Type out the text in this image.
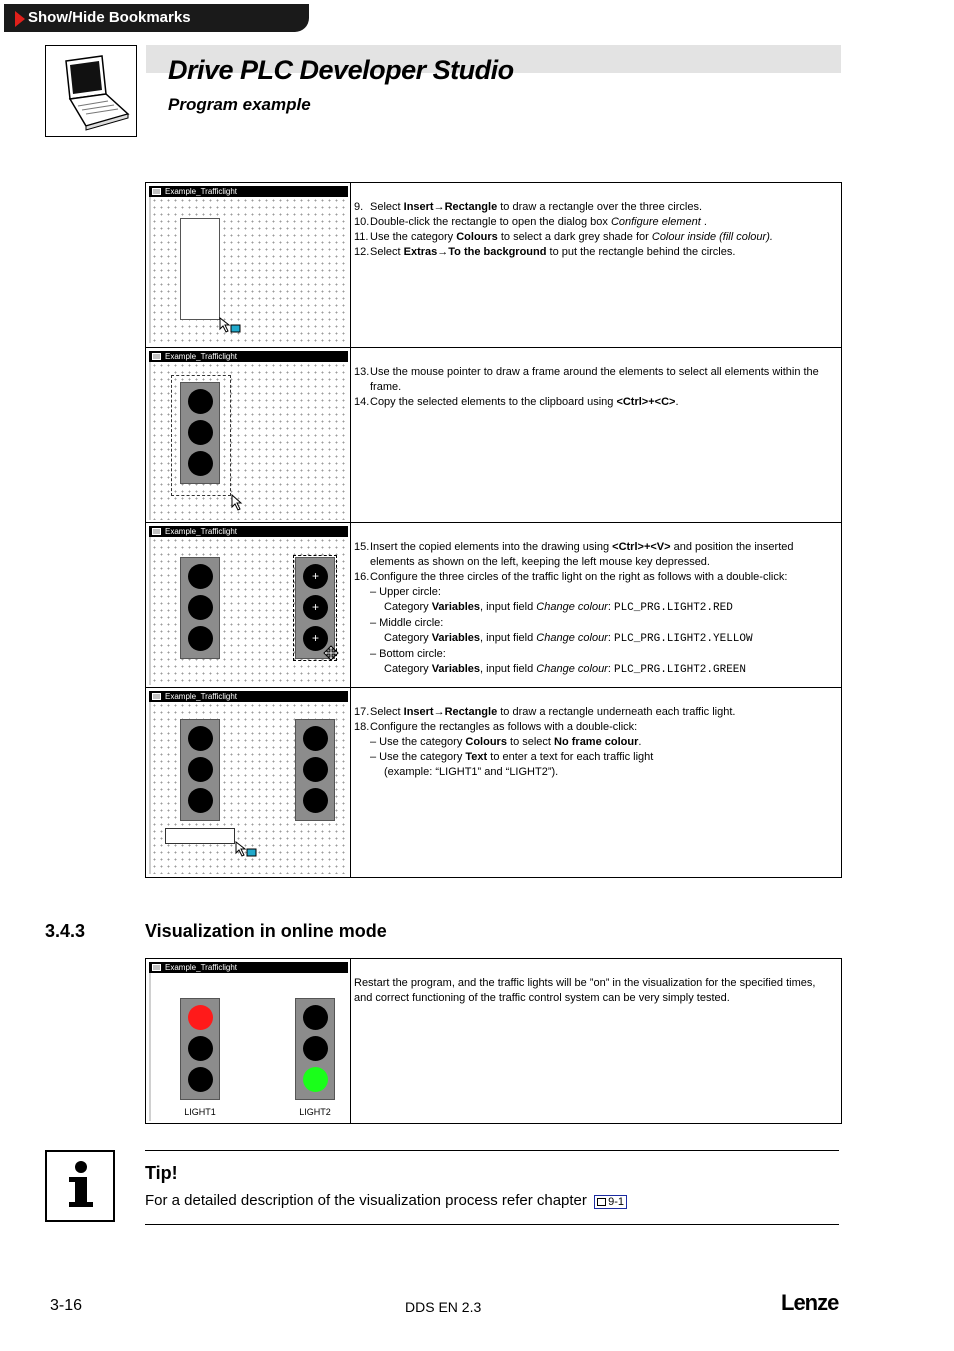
Show/Hide Bookmarks
Drive PLC Developer Studio
Program example
Example_Trafficlight
9. Select Insert→Rectangle to draw a rectangle over the three circles.
10.Double-click the rectangle to open the dialog box Configure element .
11. Use the category Colours to select a dark grey shade for Colour inside (fill colour).
12.Select Extras→To the background to put the rectangle behind the circles.
Example_Trafficlight
13.Use the mouse pointer to draw a frame around the elements to select all elements within the
frame.
14.Copy the selected elements to the clipboard using <Ctrl>+<C>.
Example_Trafficlight
+
+
+
15.Insert the copied elements into the drawing using <Ctrl>+<V> and position the inserted
elements as shown on the left, keeping the left mouse key depressed.
16.Configure the three circles of the traffic light on the right as follows with a double-click:
– Upper circle:
Category Variables, input field Change colour: PLC_PRG.LIGHT2.RED
– Middle circle:
Category Variables, input field Change colour: PLC_PRG.LIGHT2.YELLOW
– Bottom circle:
Category Variables, input field Change colour: PLC_PRG.LIGHT2.GREEN
Example_Trafficlight
17.Select Insert→Rectangle to draw a rectangle underneath each traffic light.
18.Configure the rectangles as follows with a double-click:
– Use the category Colours to select No frame colour.
– Use the category Text to enter a text for each traffic light
(example: “LIGHT1” and “LIGHT2”).
3.4.3	Visualization in online mode
Example_Trafficlight
LIGHT1	LIGHT2
Restart the program, and the traffic lights will be ”on” in the visualization for the specified times,
and correct functioning of the traffic control system can be very simply tested.
Tip!
For a detailed description of the visualization process refer chapter 9-1
3-16	DDS EN 2.3	Lenze
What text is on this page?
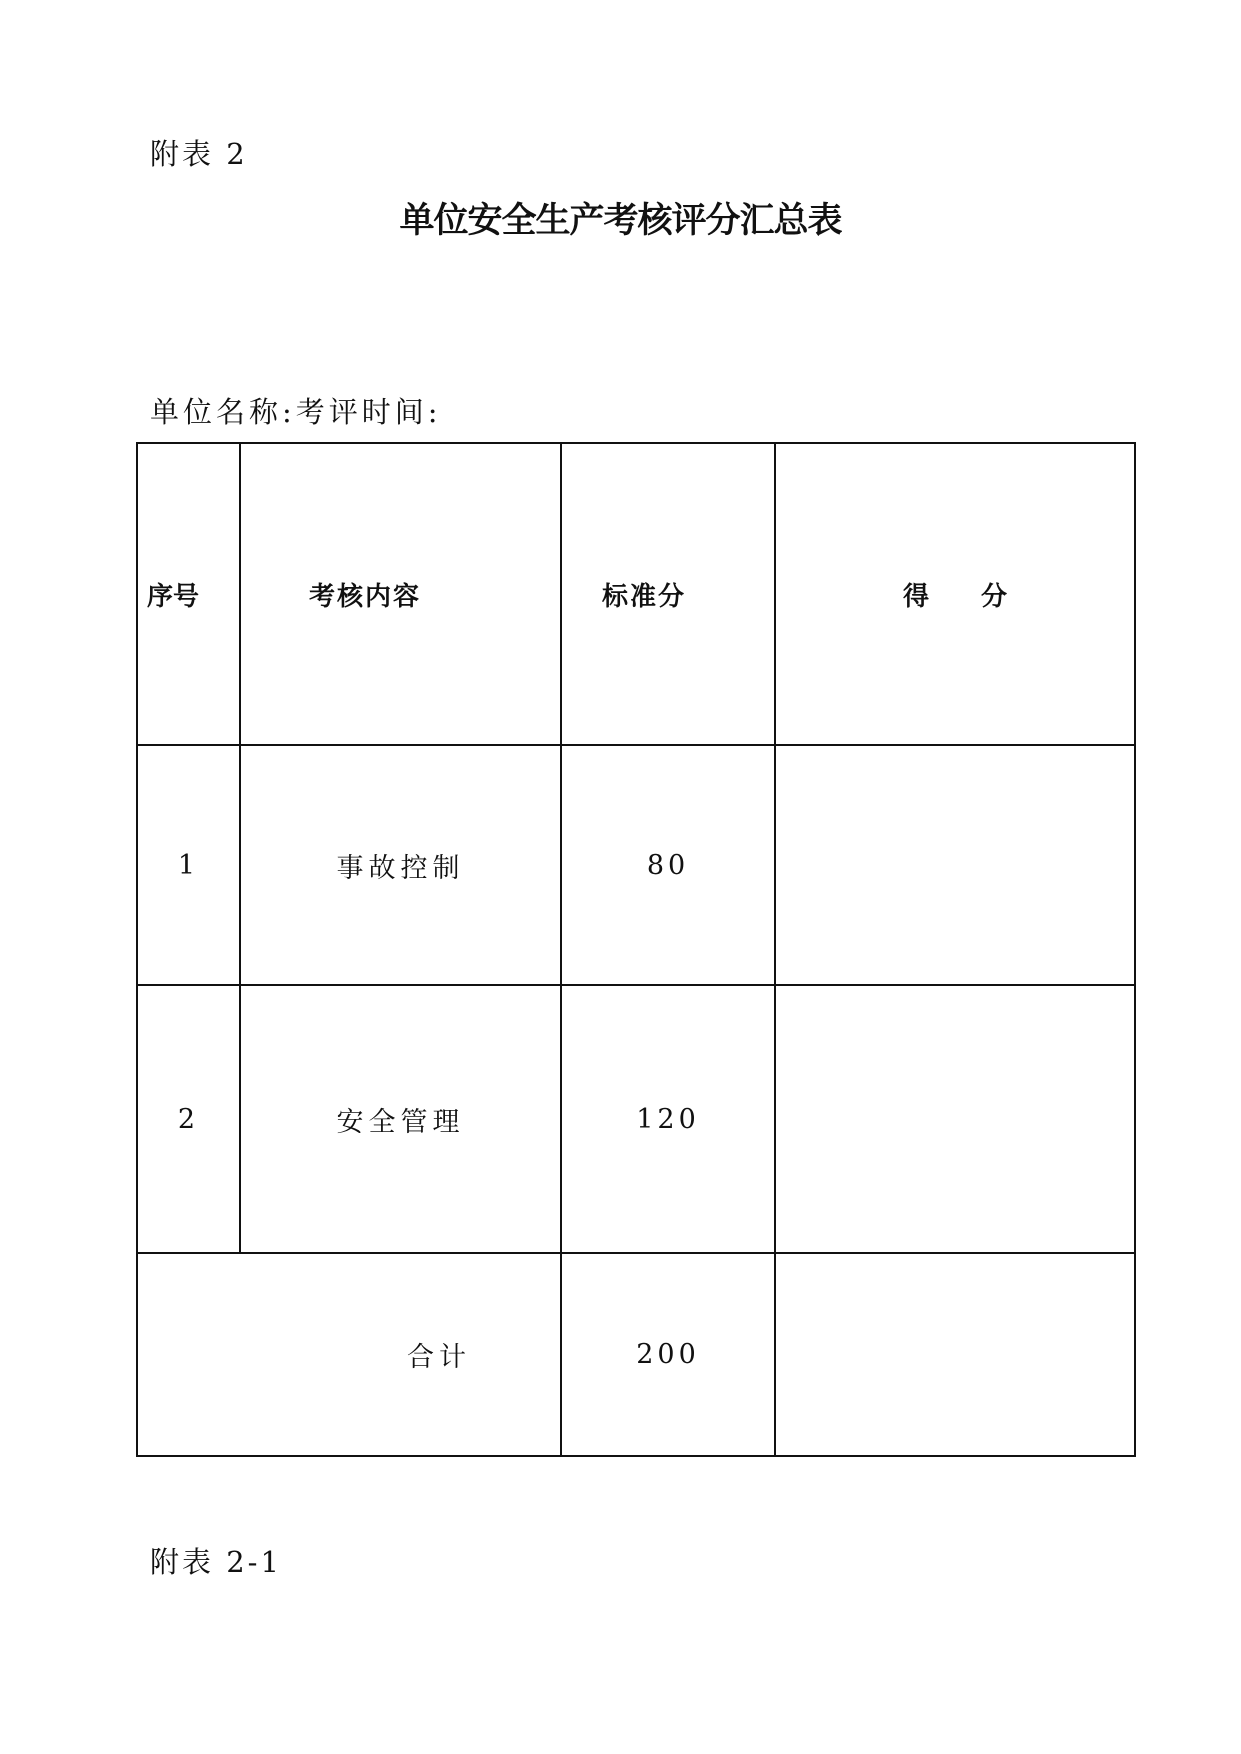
附表 2
单位安全生产考核评分汇总表
单位名称:考评时间:
序号	考核内容	标准分	得 分
1	事故控制	80	
2	安全管理	120	
合计		200	
附表 2-1
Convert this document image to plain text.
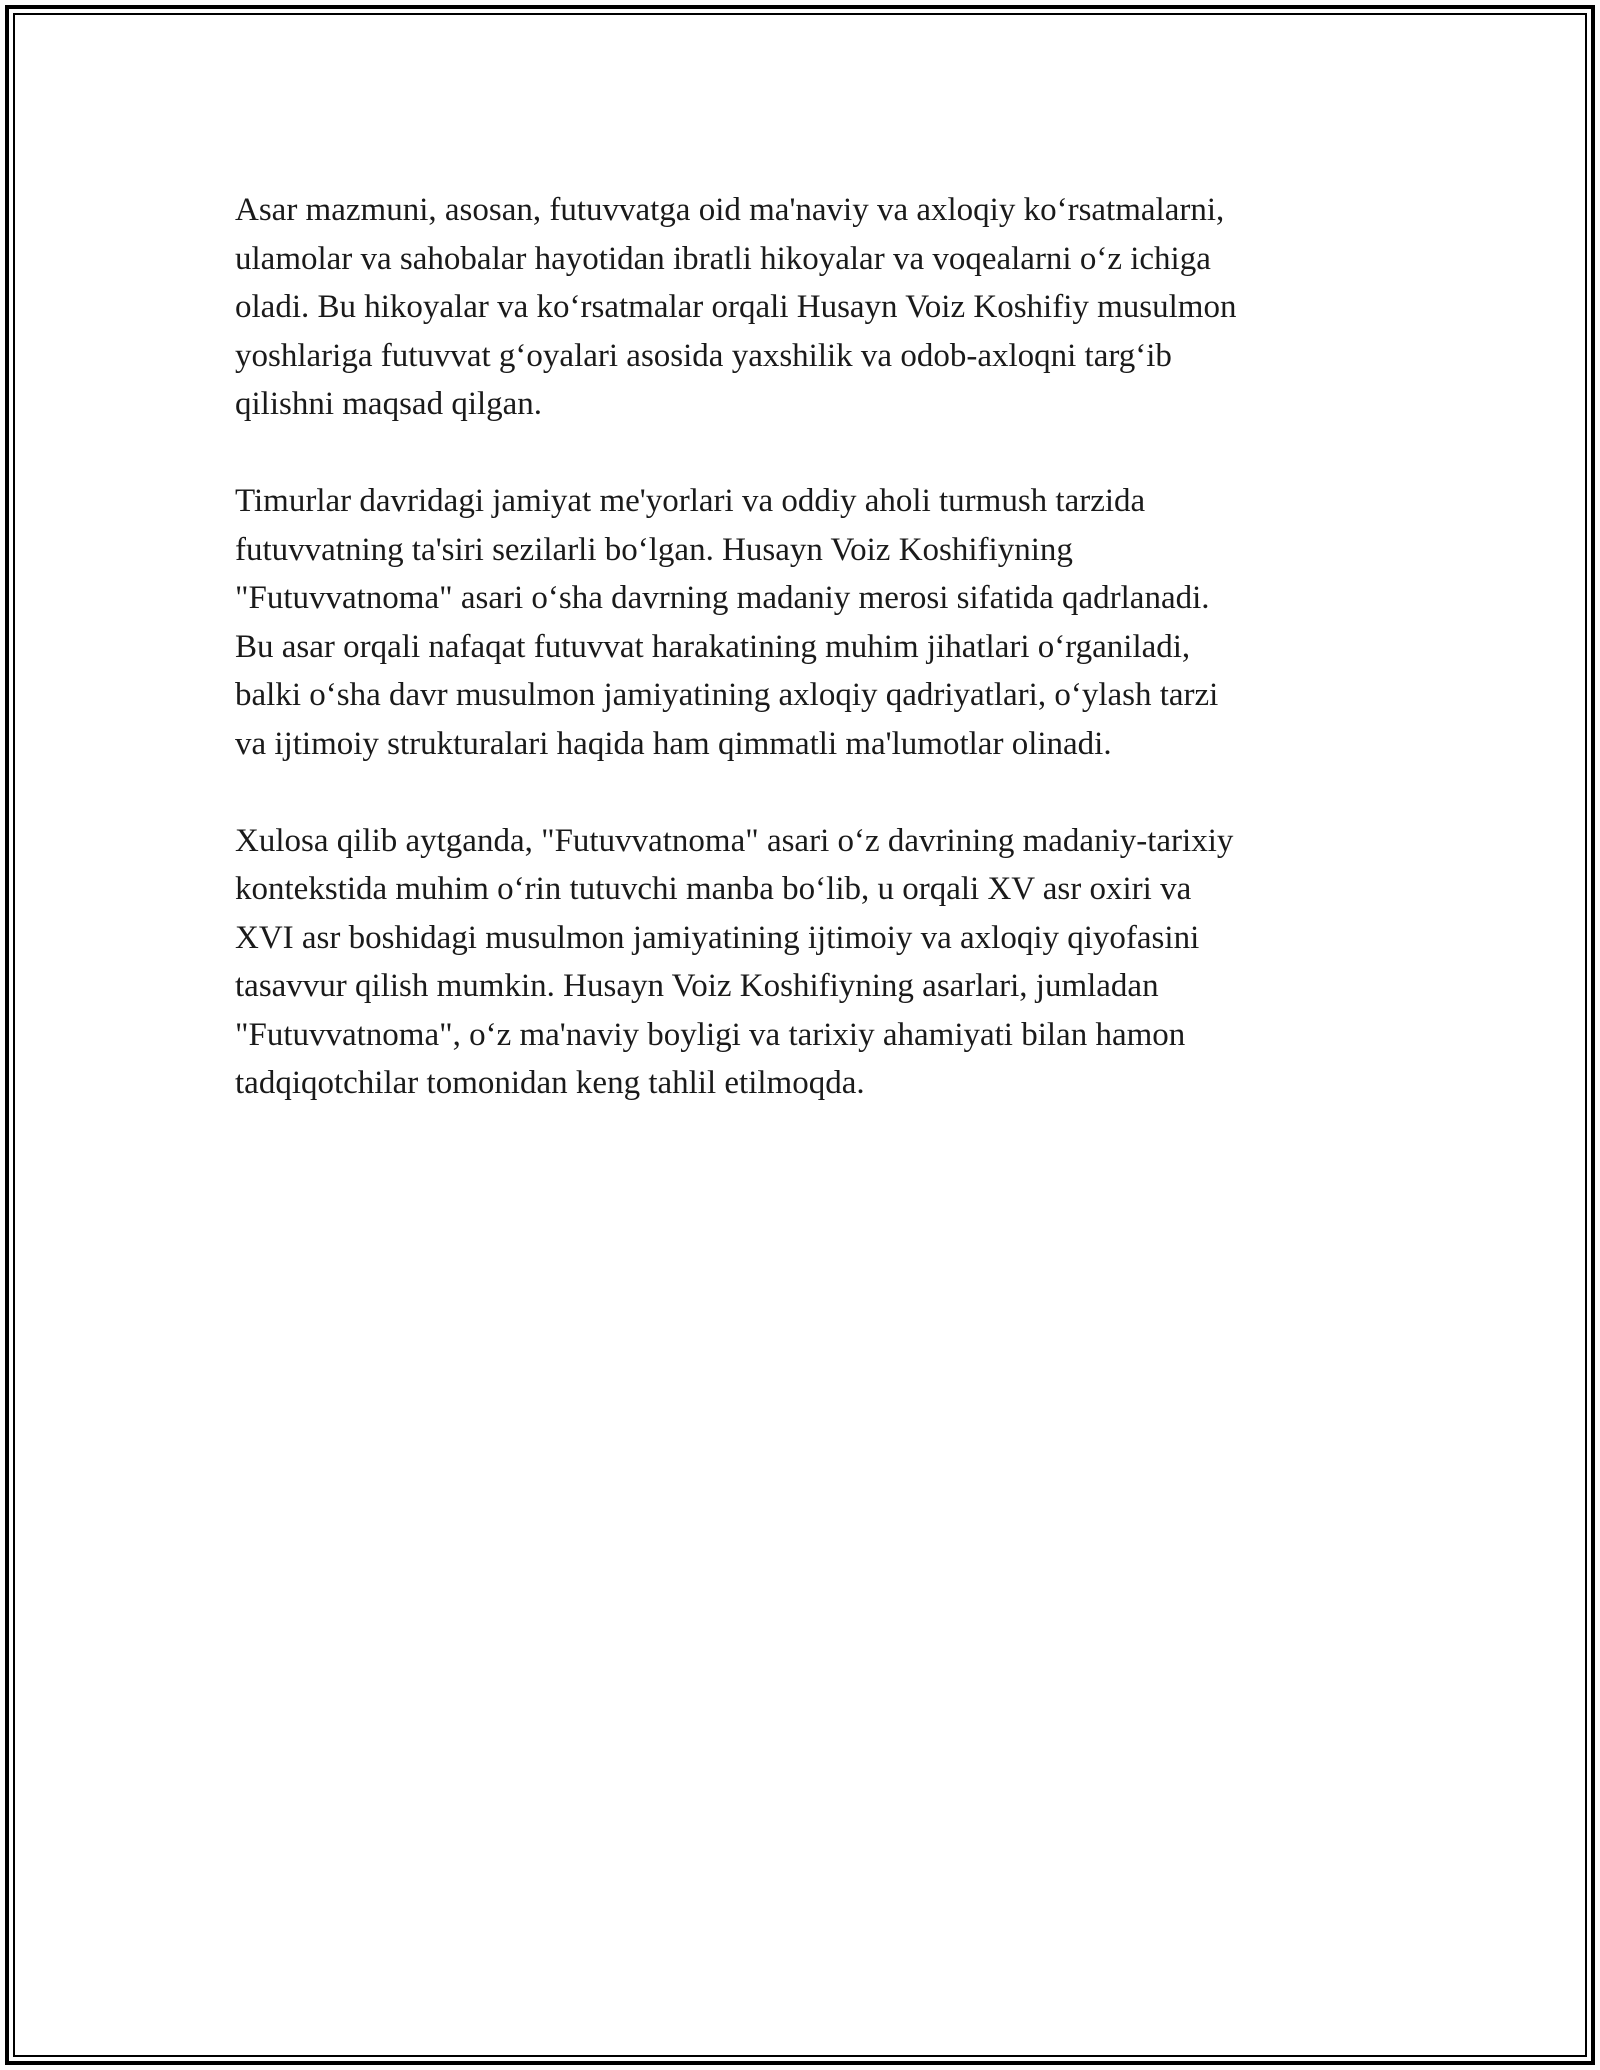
Asar mazmuni, asosan, futuvvatga oid ma'naviy va axloqiy ko‘rsatmalarni,
ulamolar va sahobalar hayotidan ibratli hikoyalar va voqealarni o‘z ichiga
oladi. Bu hikoyalar va ko‘rsatmalar orqali Husayn Voiz Koshifiy musulmon
yoshlariga futuvvat g‘oyalari asosida yaxshilik va odob-axloqni targ‘ib
qilishni maqsad qilgan.

Timurlar davridagi jamiyat me'yorlari va oddiy aholi turmush tarzida
futuvvatning ta'siri sezilarli bo‘lgan. Husayn Voiz Koshifiyning
"Futuvvatnoma" asari o‘sha davrning madaniy merosi sifatida qadrlanadi.
Bu asar orqali nafaqat futuvvat harakatining muhim jihatlari o‘rganiladi,
balki o‘sha davr musulmon jamiyatining axloqiy qadriyatlari, o‘ylash tarzi
va ijtimoiy strukturalari haqida ham qimmatli ma'lumotlar olinadi.

Xulosa qilib aytganda, "Futuvvatnoma" asari o‘z davrining madaniy-tarixiy
kontekstida muhim o‘rin tutuvchi manba bo‘lib, u orqali XV asr oxiri va
XVI asr boshidagi musulmon jamiyatining ijtimoiy va axloqiy qiyofasini
tasavvur qilish mumkin. Husayn Voiz Koshifiyning asarlari, jumladan
"Futuvvatnoma", o‘z ma'naviy boyligi va tarixiy ahamiyati bilan hamon
tadqiqotchilar tomonidan keng tahlil etilmoqda.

- [Exercise directions]
Print each line of the material above exactly, with the pictures removed from your copy.

- [Response to the task]
Type out the text in this image.
Show/Hide Bookmarks
Drive PLC Developer Studio
Program example
Example_Trafficlight
9. Select Insert→Rectangle to draw a rectangle over the three circles.
10.Double-click the rectangle to open the dialog box Configure element .
11. Use the category Colours to select a dark grey shade for Colour inside (fill colour).
12.Select Extras→To the background to put the rectangle behind the circles.
Example_Trafficlight
13.Use the mouse pointer to draw a frame around the elements to select all elements within the
frame.
14.Copy the selected elements to the clipboard using <Ctrl>+<C>.
Example_Trafficlight
+
+
+
15.Insert the copied elements into the drawing using <Ctrl>+<V> and position the inserted
elements as shown on the left, keeping the left mouse key depressed.
16.Configure the three circles of the traffic light on the right as follows with a double-click:
– Upper circle:
Category Variables, input field Change colour: PLC_PRG.LIGHT2.RED
– Middle circle:
Category Variables, input field Change colour: PLC_PRG.LIGHT2.YELLOW
– Bottom circle:
Category Variables, input field Change colour: PLC_PRG.LIGHT2.GREEN
Example_Trafficlight
17.Select Insert→Rectangle to draw a rectangle underneath each traffic light.
18.Configure the rectangles as follows with a double-click:
– Use the category Colours to select No frame colour.
– Use the category Text to enter a text for each traffic light
(example: “LIGHT1” and “LIGHT2”).
3.4.3	Visualization in online mode
Example_Trafficlight
LIGHT1	LIGHT2
Restart the program, and the traffic lights will be ”on” in the visualization for the specified times,
and correct functioning of the traffic control system can be very simply tested.
Tip!
For a detailed description of the visualization process refer chapter 9-1
3-16	DDS EN 2.3	Lenze
What text is on this page?
附表 2
单位安全生产考核评分汇总表
单位名称:考评时间:
序号	考核内容	标准分	得 分
1	事故控制	80	
2	安全管理	120	
合计		200	
附表 2-1
Convert this document image to plain text.
Asar mazmuni, asosan, futuvvatga oid ma'naviy va axloqiy ko‘rsatmalarni,
ulamolar va sahobalar hayotidan ibratli hikoyalar va voqealarni o‘z ichiga
oladi. Bu hikoyalar va ko‘rsatmalar orqali Husayn Voiz Koshifiy musulmon
yoshlariga futuvvat g‘oyalari asosida yaxshilik va odob-axloqni targ‘ib
qilishni maqsad qilgan.

Timurlar davridagi jamiyat me'yorlari va oddiy aholi turmush tarzida
futuvvatning ta'siri sezilarli bo‘lgan. Husayn Voiz Koshifiyning
"Futuvvatnoma" asari o‘sha davrning madaniy merosi sifatida qadrlanadi.
Bu asar orqali nafaqat futuvvat harakatining muhim jihatlari o‘rganiladi,
balki o‘sha davr musulmon jamiyatining axloqiy qadriyatlari, o‘ylash tarzi
va ijtimoiy strukturalari haqida ham qimmatli ma'lumotlar olinadi.

Xulosa qilib aytganda, "Futuvvatnoma" asari o‘z davrining madaniy-tarixiy
kontekstida muhim o‘rin tutuvchi manba bo‘lib, u orqali XV asr oxiri va
XVI asr boshidagi musulmon jamiyatining ijtimoiy va axloqiy qiyofasini
tasavvur qilish mumkin. Husayn Voiz Koshifiyning asarlari, jumladan
"Futuvvatnoma", o‘z ma'naviy boyligi va tarixiy ahamiyati bilan hamon
tadqiqotchilar tomonidan keng tahlil etilmoqda.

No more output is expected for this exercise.